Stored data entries
· · · ·
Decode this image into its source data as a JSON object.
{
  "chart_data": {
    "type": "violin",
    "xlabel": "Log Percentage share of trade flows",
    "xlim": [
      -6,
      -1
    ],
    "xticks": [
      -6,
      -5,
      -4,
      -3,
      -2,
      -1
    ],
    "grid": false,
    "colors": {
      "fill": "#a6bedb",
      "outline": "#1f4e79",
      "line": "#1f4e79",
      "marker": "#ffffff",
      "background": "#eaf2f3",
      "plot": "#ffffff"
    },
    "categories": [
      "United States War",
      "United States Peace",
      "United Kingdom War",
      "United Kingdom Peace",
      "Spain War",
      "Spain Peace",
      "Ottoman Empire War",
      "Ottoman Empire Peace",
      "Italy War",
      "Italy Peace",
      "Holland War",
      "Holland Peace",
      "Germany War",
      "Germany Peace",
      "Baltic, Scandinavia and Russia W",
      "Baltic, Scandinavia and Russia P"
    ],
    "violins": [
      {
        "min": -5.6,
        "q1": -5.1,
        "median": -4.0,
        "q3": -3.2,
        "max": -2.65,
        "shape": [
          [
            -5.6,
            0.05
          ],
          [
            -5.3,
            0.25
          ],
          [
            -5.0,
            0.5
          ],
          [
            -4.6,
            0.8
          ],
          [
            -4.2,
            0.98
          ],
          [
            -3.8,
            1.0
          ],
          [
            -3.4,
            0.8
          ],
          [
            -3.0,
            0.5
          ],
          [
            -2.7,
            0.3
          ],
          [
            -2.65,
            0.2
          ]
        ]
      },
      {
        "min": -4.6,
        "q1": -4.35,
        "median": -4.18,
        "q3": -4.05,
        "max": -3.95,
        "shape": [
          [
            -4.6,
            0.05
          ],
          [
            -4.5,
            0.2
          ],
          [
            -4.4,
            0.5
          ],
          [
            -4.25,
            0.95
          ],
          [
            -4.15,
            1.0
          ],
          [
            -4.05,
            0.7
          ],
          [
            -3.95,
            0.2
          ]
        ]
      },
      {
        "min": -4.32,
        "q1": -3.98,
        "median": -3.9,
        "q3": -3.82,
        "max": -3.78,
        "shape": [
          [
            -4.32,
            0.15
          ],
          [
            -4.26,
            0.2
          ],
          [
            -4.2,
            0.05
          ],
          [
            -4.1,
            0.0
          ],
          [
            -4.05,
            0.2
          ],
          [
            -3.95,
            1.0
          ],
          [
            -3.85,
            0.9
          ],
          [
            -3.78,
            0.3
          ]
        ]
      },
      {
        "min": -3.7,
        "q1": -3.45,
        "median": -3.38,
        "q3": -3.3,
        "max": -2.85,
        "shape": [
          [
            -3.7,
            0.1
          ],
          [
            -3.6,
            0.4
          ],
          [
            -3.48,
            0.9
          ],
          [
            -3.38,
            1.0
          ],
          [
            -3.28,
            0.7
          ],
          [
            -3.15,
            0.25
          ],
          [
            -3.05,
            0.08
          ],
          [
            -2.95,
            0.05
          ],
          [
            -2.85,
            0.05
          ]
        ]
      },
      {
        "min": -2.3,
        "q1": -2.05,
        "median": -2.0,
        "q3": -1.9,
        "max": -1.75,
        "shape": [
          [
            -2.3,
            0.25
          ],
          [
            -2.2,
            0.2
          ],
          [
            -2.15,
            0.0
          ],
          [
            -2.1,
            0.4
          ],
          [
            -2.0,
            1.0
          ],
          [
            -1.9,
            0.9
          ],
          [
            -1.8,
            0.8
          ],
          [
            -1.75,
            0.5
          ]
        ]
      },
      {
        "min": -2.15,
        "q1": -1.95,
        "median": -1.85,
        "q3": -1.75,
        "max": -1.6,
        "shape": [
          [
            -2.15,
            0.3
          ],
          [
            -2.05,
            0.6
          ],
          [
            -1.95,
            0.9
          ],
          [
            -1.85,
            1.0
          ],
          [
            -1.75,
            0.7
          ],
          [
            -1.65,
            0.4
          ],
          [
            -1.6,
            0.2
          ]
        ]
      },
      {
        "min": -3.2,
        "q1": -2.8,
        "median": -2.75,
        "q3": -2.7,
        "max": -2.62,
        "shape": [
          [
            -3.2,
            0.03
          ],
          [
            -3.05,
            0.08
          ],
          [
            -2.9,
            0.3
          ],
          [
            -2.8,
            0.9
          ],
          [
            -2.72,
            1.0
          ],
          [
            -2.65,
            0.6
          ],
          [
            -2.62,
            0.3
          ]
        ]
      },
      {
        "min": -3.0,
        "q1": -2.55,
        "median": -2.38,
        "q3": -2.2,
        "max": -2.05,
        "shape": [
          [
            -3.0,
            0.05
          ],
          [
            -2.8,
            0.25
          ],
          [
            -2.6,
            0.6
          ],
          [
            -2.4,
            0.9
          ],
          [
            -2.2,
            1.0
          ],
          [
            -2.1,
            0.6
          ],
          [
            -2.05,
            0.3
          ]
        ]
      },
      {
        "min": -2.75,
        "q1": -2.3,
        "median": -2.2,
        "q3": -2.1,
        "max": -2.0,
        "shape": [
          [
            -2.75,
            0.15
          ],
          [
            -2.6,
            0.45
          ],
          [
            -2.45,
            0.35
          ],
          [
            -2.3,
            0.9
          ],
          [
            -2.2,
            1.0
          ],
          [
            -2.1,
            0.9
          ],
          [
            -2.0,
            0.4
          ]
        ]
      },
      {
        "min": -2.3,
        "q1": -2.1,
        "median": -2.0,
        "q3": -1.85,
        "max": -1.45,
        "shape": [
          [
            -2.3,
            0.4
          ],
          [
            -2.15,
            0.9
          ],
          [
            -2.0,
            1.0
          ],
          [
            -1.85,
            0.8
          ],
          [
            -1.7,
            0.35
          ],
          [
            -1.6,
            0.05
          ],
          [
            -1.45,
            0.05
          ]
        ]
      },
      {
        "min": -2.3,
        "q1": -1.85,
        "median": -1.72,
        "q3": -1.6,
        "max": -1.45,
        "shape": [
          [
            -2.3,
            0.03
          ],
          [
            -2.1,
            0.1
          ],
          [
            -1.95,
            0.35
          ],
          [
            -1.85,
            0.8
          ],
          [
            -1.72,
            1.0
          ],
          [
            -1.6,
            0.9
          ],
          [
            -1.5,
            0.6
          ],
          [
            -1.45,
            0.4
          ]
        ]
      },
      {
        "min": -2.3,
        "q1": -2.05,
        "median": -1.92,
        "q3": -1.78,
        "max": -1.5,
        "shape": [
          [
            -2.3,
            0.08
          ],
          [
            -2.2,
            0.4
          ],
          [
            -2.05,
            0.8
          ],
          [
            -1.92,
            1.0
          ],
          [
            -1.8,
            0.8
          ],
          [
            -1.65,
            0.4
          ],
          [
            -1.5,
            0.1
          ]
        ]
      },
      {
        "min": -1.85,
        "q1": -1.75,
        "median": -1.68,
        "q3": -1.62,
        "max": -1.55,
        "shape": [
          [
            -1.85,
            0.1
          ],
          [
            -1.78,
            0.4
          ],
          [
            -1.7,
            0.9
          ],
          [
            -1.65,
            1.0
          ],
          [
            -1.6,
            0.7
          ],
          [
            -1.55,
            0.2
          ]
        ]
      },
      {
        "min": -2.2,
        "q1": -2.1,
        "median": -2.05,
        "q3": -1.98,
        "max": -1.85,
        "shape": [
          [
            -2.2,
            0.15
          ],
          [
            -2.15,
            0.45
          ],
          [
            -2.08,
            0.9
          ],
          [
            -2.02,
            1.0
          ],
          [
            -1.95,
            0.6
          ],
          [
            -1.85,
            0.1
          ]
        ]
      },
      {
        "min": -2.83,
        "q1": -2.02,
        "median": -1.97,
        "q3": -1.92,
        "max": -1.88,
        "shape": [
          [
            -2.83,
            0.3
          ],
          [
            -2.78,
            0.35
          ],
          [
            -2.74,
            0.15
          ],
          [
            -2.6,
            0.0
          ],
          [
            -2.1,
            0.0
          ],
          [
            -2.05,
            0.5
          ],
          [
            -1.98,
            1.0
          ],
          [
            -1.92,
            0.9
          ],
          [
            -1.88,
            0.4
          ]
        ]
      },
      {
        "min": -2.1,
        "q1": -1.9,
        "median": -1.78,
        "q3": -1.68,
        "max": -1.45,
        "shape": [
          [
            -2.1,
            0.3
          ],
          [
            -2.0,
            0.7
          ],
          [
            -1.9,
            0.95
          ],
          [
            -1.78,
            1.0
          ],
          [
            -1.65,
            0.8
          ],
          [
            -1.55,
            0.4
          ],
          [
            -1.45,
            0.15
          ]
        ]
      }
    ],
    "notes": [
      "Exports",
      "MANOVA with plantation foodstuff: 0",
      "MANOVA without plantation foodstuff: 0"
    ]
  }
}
· · · ·
• **STATED EXERCISE**: Every line above that contains the word "Scandinavia" should be reported.

• **EXPECTED ANSWER**:
      "Baltic, Scandinavia and Russia W",
      "Baltic, Scandinavia and Russia P"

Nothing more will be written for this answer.